◆ **Short task**: Every line below that contains "型热电偶" is to be copied.

Entries from a dataset:
## BEGIN
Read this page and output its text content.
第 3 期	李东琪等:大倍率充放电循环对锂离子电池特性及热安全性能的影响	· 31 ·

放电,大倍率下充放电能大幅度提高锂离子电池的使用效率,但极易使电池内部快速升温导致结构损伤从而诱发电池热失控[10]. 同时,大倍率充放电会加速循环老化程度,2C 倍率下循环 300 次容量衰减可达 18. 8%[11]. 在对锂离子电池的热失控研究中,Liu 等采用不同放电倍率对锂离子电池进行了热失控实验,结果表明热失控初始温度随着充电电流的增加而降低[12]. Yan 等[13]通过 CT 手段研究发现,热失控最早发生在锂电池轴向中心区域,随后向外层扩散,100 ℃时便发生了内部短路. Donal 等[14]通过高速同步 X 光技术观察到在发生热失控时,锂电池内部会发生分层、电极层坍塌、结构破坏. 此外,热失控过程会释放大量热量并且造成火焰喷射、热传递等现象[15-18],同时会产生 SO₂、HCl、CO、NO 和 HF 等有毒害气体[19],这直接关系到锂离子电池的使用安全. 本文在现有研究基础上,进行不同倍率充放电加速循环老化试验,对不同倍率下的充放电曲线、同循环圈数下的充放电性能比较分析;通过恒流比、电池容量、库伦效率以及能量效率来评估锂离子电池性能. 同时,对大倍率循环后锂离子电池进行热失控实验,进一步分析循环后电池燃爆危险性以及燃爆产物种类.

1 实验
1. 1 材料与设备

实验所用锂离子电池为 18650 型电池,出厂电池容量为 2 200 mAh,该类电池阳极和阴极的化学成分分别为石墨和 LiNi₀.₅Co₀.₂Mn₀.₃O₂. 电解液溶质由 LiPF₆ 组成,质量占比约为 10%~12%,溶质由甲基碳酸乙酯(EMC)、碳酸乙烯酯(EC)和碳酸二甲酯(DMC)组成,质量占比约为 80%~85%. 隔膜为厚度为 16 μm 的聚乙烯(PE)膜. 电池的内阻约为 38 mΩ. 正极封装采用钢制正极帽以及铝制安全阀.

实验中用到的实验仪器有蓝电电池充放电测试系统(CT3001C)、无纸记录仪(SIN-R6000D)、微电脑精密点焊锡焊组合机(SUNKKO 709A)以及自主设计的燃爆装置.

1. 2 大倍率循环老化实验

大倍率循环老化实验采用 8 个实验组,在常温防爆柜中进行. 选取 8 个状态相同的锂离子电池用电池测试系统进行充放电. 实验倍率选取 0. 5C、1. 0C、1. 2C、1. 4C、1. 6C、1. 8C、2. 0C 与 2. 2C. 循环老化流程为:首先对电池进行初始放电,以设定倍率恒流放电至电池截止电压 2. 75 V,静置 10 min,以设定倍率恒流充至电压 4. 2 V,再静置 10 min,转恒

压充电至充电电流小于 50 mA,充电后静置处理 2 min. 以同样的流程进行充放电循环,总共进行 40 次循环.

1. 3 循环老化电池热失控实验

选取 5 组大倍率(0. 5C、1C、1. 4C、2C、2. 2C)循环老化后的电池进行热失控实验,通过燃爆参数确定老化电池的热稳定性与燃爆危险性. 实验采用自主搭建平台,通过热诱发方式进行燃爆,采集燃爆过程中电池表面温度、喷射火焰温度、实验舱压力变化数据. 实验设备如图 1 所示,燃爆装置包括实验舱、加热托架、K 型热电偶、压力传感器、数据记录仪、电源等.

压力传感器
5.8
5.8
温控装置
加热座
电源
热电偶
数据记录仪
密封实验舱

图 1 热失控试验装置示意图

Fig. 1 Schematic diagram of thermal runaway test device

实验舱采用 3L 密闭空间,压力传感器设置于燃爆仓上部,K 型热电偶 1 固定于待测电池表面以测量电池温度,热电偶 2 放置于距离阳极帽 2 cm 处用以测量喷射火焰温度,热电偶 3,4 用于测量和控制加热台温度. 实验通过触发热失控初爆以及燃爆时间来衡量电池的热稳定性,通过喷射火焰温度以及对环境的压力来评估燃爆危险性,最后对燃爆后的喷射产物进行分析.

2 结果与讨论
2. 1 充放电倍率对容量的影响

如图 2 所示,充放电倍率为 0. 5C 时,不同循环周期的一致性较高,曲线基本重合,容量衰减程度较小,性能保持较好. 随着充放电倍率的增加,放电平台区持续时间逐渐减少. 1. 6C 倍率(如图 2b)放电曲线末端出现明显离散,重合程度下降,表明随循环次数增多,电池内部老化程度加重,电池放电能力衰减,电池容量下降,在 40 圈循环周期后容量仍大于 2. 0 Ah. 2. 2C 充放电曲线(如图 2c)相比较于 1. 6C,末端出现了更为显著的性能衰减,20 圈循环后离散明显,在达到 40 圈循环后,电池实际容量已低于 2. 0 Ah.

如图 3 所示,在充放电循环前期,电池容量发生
## END
◆ **Result of the task**:
选取 5 组大倍率(0. 5C、1C、1. 4C、2C、2. 2C)循环老化后的电池进行热失控实验,通过燃爆参数确定老化电池的热稳定性与燃爆危险性. 实验采用自主搭建平台,通过热诱发方式进行燃爆,采集燃爆过程中电池表面温度、喷射火焰温度、实验舱压力变化数据. 实验设备如图 1 所示,燃爆装置包括实验舱、加热托架、K 型热电偶、压力传感器、数据记录仪、电源等.
实验舱采用 3L 密闭空间,压力传感器设置于燃爆仓上部,K 型热电偶 1 固定于待测电池表面以测量电池温度,热电偶 2 放置于距离阳极帽 2 cm 处用以测量喷射火焰温度,热电偶 3,4 用于测量和控制加热台温度. 实验通过触发热失控初爆以及燃爆时间来衡量电池的热稳定性,通过喷射火焰温度以及对环境的压力来评估燃爆危险性,最后对燃爆后的喷射产物进行分析.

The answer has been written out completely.